> AVAILABLE RECORDS
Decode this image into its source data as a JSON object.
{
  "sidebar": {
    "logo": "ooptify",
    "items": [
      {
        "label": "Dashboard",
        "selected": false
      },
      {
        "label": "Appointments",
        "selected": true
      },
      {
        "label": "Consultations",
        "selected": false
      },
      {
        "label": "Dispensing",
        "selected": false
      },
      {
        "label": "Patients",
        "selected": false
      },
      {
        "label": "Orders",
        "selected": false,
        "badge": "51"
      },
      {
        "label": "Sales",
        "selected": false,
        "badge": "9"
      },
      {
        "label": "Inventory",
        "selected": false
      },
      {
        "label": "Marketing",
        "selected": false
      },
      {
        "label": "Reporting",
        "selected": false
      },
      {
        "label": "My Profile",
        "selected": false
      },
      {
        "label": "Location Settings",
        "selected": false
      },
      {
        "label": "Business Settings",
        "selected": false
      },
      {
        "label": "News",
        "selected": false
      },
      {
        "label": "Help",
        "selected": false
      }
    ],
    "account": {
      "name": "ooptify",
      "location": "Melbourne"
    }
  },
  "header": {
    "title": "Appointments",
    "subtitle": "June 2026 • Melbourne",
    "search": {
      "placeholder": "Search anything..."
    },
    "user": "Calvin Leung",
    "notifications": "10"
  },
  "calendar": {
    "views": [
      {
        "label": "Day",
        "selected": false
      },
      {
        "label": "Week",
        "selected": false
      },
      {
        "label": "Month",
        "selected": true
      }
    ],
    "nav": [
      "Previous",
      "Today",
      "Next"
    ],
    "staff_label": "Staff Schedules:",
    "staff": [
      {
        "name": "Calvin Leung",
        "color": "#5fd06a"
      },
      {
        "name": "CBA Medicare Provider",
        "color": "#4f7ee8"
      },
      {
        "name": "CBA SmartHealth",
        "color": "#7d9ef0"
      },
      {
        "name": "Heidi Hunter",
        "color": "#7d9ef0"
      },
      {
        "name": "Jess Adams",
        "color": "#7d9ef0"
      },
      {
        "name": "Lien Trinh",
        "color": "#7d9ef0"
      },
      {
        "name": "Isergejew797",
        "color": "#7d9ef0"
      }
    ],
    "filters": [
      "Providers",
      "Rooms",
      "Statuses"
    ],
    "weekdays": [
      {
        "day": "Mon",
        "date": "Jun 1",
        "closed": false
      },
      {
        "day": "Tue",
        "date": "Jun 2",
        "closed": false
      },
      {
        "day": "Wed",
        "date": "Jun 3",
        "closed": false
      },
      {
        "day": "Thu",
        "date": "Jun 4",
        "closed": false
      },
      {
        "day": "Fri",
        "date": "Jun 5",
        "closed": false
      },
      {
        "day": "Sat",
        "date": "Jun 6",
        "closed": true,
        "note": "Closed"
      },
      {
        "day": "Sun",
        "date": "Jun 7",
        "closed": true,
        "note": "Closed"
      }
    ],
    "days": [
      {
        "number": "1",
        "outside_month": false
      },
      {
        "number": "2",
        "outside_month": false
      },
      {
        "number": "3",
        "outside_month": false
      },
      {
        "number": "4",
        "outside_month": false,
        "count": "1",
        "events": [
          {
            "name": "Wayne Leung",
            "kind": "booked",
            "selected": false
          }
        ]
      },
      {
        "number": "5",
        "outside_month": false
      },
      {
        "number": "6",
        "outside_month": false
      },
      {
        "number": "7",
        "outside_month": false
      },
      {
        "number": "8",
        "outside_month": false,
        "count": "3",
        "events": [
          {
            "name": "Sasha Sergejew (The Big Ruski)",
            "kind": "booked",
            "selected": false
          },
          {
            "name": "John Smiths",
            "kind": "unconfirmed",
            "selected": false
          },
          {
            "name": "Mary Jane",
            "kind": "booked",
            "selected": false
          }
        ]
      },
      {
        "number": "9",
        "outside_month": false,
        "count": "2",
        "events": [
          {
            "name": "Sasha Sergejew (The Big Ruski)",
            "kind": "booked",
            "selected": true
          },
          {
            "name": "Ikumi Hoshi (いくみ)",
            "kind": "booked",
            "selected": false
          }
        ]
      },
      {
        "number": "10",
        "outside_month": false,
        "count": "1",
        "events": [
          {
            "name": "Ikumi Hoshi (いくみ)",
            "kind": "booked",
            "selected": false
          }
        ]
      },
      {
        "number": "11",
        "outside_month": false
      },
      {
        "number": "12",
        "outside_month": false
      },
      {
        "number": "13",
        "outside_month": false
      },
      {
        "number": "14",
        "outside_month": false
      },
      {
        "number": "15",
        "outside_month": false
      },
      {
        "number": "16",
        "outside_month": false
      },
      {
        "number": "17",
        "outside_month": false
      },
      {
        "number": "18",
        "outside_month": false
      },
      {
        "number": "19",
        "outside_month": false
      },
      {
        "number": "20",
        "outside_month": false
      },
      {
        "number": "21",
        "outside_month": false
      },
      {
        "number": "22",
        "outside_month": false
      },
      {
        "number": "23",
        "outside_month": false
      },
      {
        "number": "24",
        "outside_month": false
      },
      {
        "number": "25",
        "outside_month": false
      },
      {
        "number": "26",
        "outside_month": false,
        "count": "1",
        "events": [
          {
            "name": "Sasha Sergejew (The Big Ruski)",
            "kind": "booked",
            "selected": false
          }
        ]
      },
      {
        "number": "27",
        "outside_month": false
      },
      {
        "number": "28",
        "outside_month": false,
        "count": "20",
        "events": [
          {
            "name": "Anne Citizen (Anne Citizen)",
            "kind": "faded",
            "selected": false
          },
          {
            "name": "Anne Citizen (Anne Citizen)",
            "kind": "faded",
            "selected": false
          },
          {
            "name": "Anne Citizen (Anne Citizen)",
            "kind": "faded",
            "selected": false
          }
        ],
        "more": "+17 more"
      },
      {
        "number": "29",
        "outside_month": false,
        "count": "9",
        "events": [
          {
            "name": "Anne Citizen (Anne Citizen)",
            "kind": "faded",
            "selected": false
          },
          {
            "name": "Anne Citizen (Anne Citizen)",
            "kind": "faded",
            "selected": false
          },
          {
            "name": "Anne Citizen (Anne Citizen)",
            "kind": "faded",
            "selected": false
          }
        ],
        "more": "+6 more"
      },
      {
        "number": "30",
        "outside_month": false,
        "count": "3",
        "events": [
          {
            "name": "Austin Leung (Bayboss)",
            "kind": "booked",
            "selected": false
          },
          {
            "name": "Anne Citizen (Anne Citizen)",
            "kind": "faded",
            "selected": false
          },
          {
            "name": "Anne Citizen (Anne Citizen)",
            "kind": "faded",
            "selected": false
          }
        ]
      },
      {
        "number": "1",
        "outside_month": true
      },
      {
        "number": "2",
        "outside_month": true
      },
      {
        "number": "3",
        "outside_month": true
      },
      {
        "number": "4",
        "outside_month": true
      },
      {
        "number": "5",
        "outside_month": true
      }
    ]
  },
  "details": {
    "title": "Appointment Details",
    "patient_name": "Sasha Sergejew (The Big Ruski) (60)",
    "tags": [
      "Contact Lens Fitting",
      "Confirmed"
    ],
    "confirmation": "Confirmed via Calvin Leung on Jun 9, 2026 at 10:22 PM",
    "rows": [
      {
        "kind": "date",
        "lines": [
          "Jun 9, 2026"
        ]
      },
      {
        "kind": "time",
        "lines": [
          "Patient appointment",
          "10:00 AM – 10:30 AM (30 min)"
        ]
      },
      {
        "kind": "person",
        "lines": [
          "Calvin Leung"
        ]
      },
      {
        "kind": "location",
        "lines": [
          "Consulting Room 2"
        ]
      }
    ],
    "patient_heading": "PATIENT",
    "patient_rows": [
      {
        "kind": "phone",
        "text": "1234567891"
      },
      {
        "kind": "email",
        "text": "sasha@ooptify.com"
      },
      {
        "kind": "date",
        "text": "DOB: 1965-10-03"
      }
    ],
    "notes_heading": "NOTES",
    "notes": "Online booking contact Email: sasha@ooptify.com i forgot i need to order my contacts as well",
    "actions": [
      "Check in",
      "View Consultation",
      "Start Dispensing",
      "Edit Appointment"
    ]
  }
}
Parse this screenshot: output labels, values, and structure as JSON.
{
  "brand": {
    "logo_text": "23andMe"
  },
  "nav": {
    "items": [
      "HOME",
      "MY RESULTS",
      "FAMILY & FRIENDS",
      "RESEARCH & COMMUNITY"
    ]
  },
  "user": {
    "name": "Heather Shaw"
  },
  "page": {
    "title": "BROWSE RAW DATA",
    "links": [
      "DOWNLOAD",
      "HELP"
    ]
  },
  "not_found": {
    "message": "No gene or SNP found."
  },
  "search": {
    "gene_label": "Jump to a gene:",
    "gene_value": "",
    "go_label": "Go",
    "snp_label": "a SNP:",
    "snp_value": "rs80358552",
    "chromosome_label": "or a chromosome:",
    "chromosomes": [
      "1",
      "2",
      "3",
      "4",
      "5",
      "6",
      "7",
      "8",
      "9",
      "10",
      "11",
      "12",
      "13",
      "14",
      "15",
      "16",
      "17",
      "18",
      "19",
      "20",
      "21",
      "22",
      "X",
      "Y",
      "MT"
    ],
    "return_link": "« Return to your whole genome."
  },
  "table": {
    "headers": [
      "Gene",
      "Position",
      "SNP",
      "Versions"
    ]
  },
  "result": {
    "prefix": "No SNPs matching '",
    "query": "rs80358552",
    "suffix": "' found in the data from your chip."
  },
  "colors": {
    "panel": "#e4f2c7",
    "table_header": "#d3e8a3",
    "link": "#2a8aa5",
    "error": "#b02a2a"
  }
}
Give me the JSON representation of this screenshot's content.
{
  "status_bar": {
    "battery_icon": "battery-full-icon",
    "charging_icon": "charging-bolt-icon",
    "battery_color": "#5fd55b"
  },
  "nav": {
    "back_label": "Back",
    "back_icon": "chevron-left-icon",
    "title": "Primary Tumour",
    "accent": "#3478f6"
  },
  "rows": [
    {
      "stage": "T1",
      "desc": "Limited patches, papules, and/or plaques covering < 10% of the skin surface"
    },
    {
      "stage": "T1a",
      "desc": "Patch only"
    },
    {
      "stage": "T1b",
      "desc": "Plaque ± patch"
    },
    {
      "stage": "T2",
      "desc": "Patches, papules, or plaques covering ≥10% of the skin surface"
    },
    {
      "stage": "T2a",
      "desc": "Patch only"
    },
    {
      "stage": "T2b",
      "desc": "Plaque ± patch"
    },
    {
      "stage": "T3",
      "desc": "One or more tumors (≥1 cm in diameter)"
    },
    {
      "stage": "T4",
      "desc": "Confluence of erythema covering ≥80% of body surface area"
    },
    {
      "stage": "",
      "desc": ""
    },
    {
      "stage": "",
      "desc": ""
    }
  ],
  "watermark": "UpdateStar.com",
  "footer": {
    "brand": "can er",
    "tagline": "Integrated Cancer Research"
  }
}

> ASSIGNED TASK
Show every line in the listing above that carries the word "papules".

> ANSWER TO THE EXERCISE
      "desc": "Limited patches, papules, and/or plaques covering < 10% of the skin surface"
      "desc": "Patches, papules, or plaques covering ≥10% of the skin surface"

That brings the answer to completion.